Data entries:
■ ■ ■
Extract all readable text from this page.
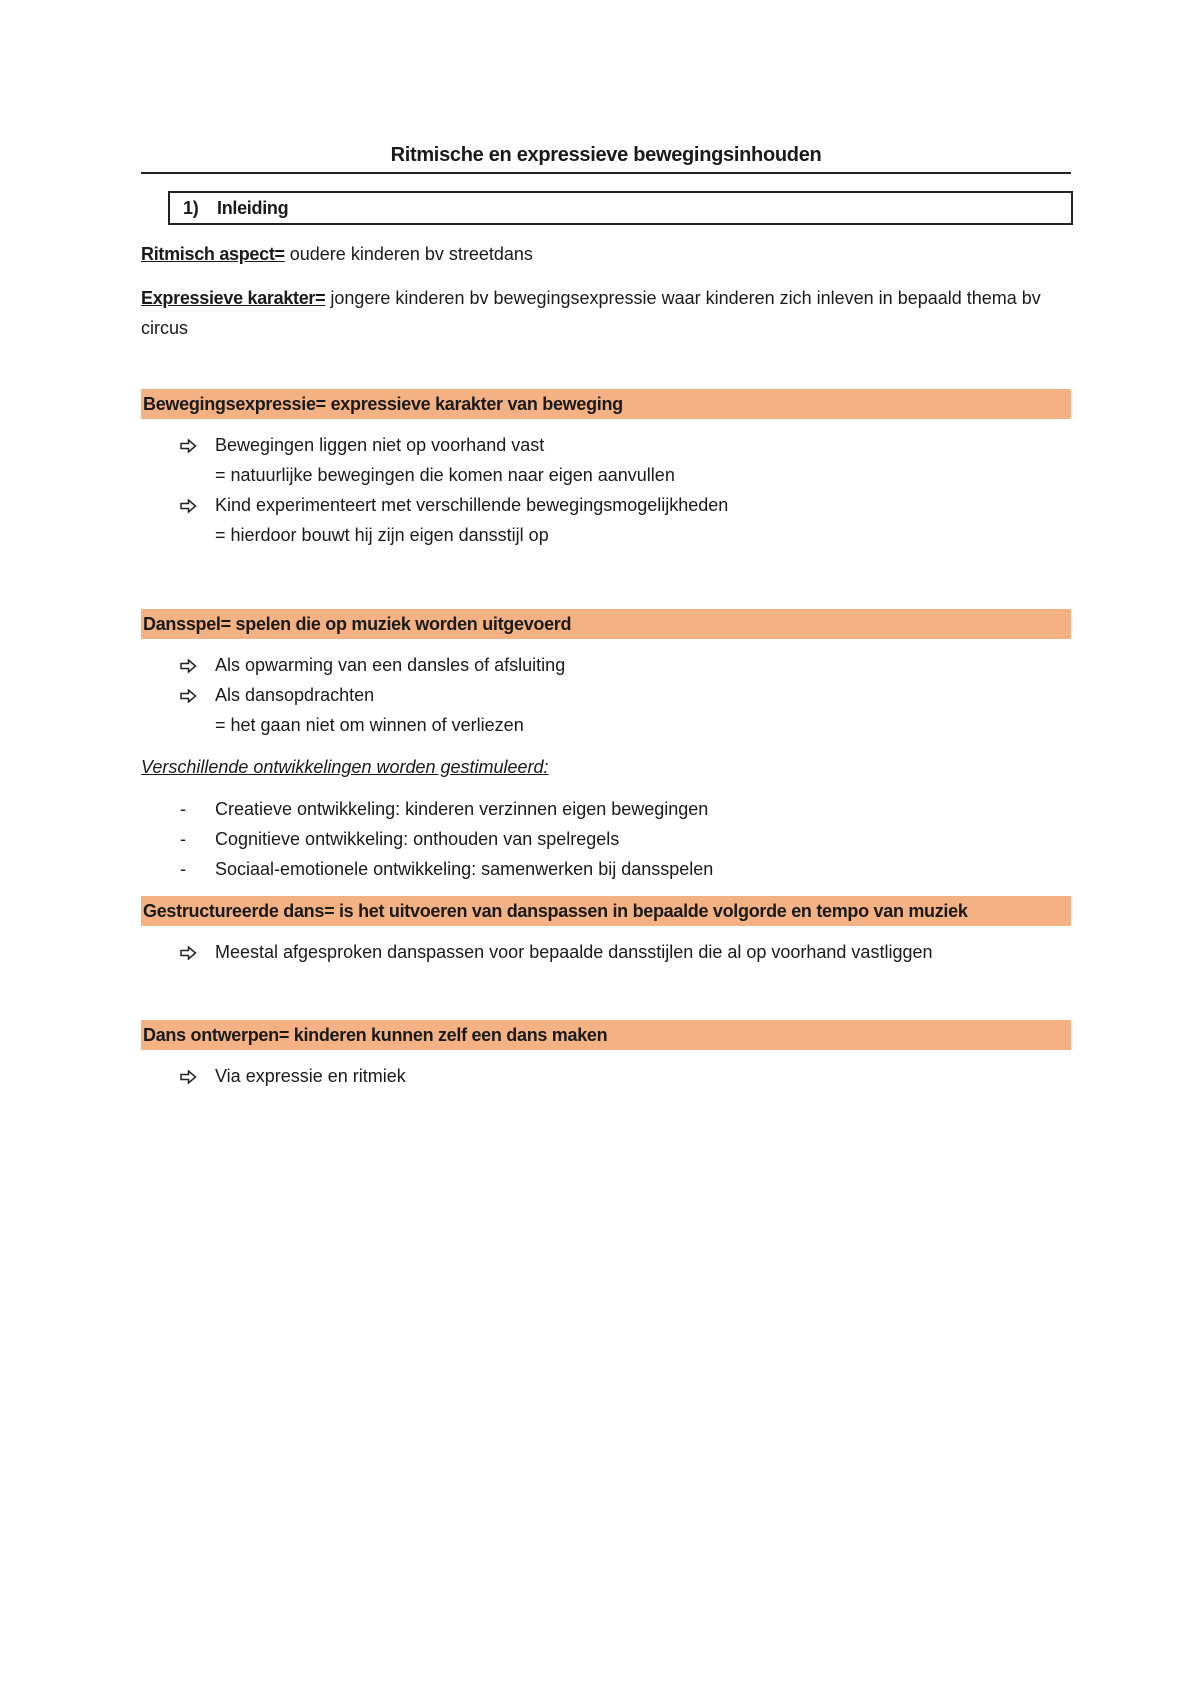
Ritmische en expressieve bewegingsinhouden
1)	Inleiding

Ritmisch aspect= oudere kinderen bv streetdans

Expressieve karakter= jongere kinderen bv bewegingsexpressie waar kinderen zich inleven in bepaald thema bv circus

Bewegingsexpressie= expressieve karakter van beweging
Bewegingen liggen niet op voorhand vast
= natuurlijke bewegingen die komen naar eigen aanvullen
Kind experimenteert met verschillende bewegingsmogelijkheden
= hierdoor bouwt hij zijn eigen dansstijl op
Dansspel= spelen die op muziek worden uitgevoerd
Als opwarming van een dansles of afsluiting
Als dansopdrachten
= het gaan niet om winnen of verliezen
Verschillende ontwikkelingen worden gestimuleerd:
-	Creatieve ontwikkeling: kinderen verzinnen eigen bewegingen
-	Cognitieve ontwikkeling: onthouden van spelregels
-	Sociaal-emotionele ontwikkeling: samenwerken bij dansspelen
Gestructureerde dans= is het uitvoeren van danspassen in bepaalde volgorde en tempo van muziek
Meestal afgesproken danspassen voor bepaalde dansstijlen die al op voorhand vastliggen
Dans ontwerpen= kinderen kunnen zelf een dans maken
Via expressie en ritmiek
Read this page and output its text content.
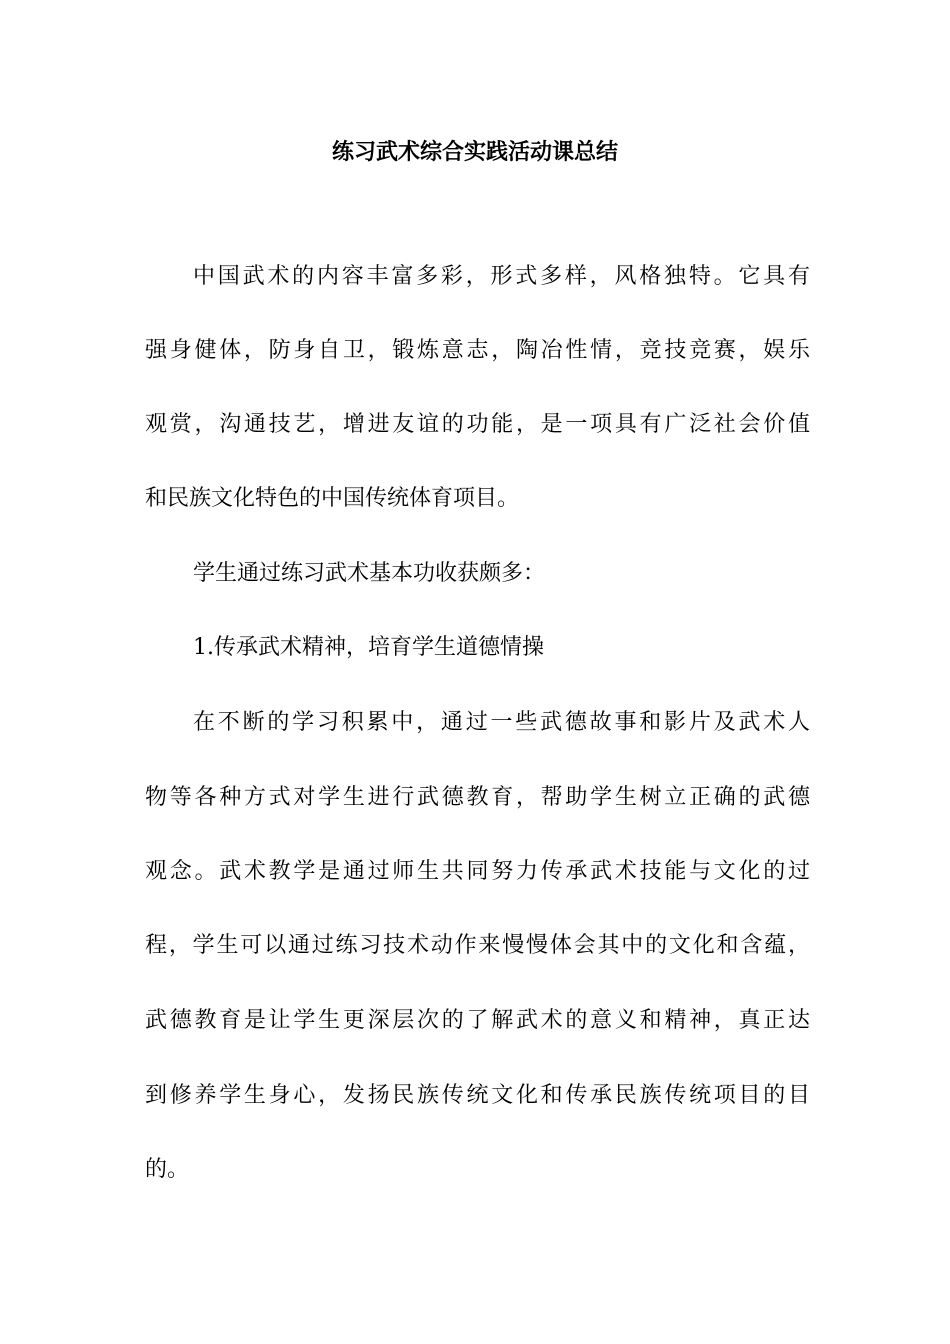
练习武术综合实践活动课总结

中国武术的内容丰富多彩，形式多样，风格独特。它具有

强身健体，防身自卫，锻炼意志，陶冶性情，竞技竞赛，娱乐

观赏，沟通技艺，增进友谊的功能，是一项具有广泛社会价值

和民族文化特色的中国传统体育项目。

学生通过练习武术基本功收获颇多：

1.传承武术精神，培育学生道德情操

在不断的学习积累中，通过一些武德故事和影片及武术人

物等各种方式对学生进行武德教育，帮助学生树立正确的武德

观念。武术教学是通过师生共同努力传承武术技能与文化的过

程，学生可以通过练习技术动作来慢慢体会其中的文化和含蕴，

武德教育是让学生更深层次的了解武术的意义和精神，真正达

到修养学生身心，发扬民族传统文化和传承民族传统项目的目

的。
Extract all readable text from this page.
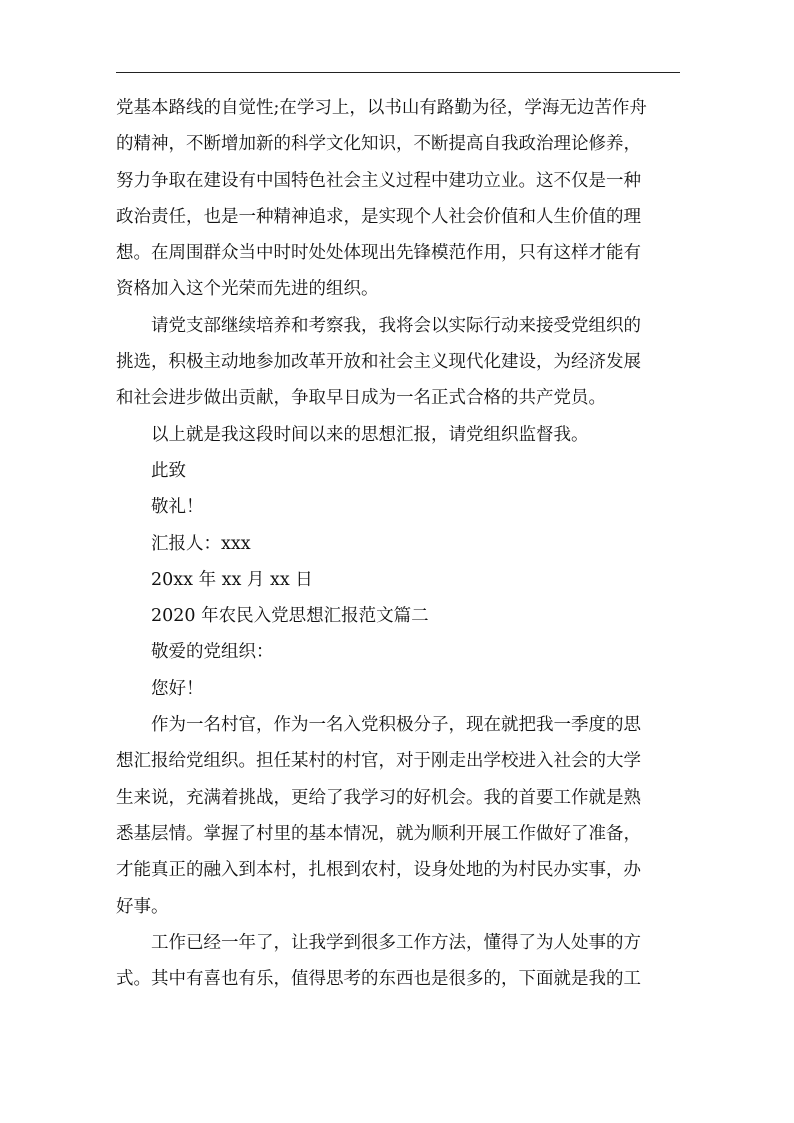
党基本路线的自觉性;在学习上，以书山有路勤为径，学海无边苦作舟
的精神，不断增加新的科学文化知识，不断提高自我政治理论修养，
努力争取在建设有中国特色社会主义过程中建功立业。这不仅是一种
政治责任，也是一种精神追求，是实现个人社会价值和人生价值的理
想。在周围群众当中时时处处体现出先锋模范作用，只有这样才能有
资格加入这个光荣而先进的组织。
请党支部继续培养和考察我，我将会以实际行动来接受党组织的
挑选，积极主动地参加改革开放和社会主义现代化建设，为经济发展
和社会进步做出贡献，争取早日成为一名正式合格的共产党员。
以上就是我这段时间以来的思想汇报，请党组织监督我。
此致
敬礼！
汇报人：xxx
20xx 年 xx 月 xx 日
2020 年农民入党思想汇报范文篇二
敬爱的党组织：
您好！
作为一名村官，作为一名入党积极分子，现在就把我一季度的思
想汇报给党组织。担任某村的村官，对于刚走出学校进入社会的大学
生来说，充满着挑战，更给了我学习的好机会。我的首要工作就是熟
悉基层情。掌握了村里的基本情况，就为顺利开展工作做好了准备，
才能真正的融入到本村，扎根到农村，设身处地的为村民办实事，办
好事。
工作已经一年了，让我学到很多工作方法，懂得了为人处事的方
式。其中有喜也有乐，值得思考的东西也是很多的，下面就是我的工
■ ■ ■
Problem details: Return every line of the preceding records in which the word "voorhand" appears.

The completed task:
Bewegingen liggen niet op voorhand vast
Meestal afgesproken danspassen voor bepaalde dansstijlen die al op voorhand vastliggen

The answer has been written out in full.